(Annotations of page elements)

☆ ☆ ☆ ☆

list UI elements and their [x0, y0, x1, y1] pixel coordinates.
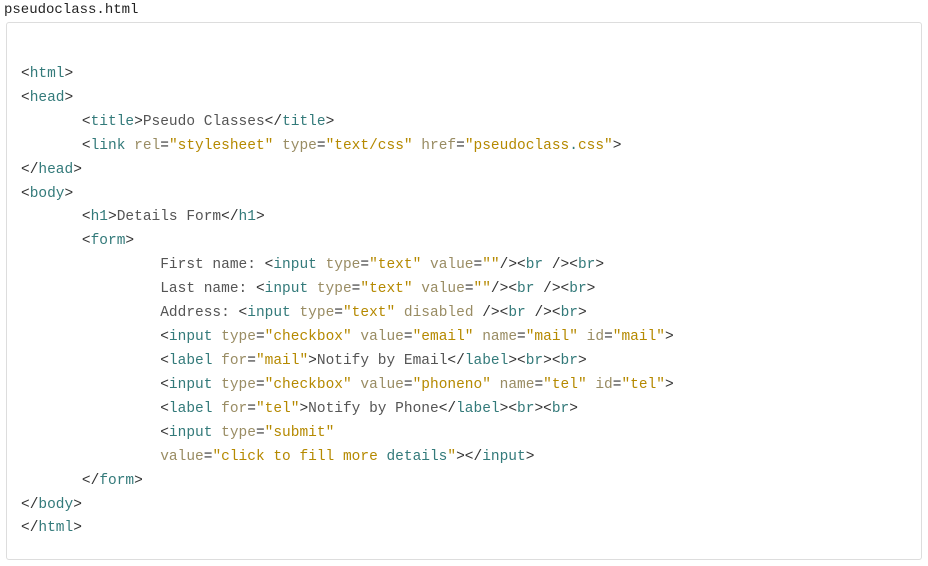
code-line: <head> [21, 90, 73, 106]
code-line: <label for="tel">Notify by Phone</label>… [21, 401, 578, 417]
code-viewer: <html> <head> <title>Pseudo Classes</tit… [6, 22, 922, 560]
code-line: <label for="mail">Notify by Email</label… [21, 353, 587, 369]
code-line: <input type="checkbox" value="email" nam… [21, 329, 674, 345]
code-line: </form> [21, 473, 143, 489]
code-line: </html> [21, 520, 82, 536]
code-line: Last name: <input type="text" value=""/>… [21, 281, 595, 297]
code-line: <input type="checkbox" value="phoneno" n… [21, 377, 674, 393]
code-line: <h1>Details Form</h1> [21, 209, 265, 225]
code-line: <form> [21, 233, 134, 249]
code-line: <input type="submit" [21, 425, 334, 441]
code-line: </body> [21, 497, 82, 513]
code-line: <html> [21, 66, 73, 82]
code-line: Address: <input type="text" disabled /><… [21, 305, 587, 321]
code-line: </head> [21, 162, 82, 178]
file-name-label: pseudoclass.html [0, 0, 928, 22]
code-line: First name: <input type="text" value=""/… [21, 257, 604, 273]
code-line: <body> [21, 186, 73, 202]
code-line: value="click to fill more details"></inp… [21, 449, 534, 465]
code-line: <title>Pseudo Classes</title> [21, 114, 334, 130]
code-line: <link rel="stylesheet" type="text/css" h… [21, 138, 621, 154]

☆ ☆ ☆ ☆

◆ **What you should do**
Copy every line of the data above word for word, omitting the pictures.

◆ **Exercise answer**
list UI elements and their [x0, y0, x1, y1] pixel coordinates.
code-line: <head> [21, 90, 73, 106]
code-line: <label for="tel">Notify by Phone</label>… [21, 401, 578, 417]
code-viewer: <html> <head> <title>Pseudo Classes</tit… [6, 22, 922, 560]
code-line: <label for="mail">Notify by Email</label… [21, 353, 587, 369]
code-line: <input type="checkbox" value="email" nam… [21, 329, 674, 345]
code-line: </form> [21, 473, 143, 489]
code-line: </html> [21, 520, 82, 536]
code-line: Last name: <input type="text" value=""/>… [21, 281, 595, 297]
code-line: <input type="checkbox" value="phoneno" n… [21, 377, 674, 393]
code-line: <h1>Details Form</h1> [21, 209, 265, 225]
code-line: <form> [21, 233, 134, 249]
code-line: <input type="submit" [21, 425, 334, 441]
code-line: </body> [21, 497, 82, 513]
code-line: <html> [21, 66, 73, 82]
code-line: Address: <input type="text" disabled /><… [21, 305, 587, 321]
code-line: </head> [21, 162, 82, 178]
file-name-label: pseudoclass.html [0, 0, 928, 22]
code-line: First name: <input type="text" value=""/… [21, 257, 604, 273]
code-line: <body> [21, 186, 73, 202]
code-line: value="click to fill more details"></inp… [21, 449, 534, 465]
code-line: <title>Pseudo Classes</title> [21, 114, 334, 130]
code-line: <link rel="stylesheet" type="text/css" h… [21, 138, 621, 154]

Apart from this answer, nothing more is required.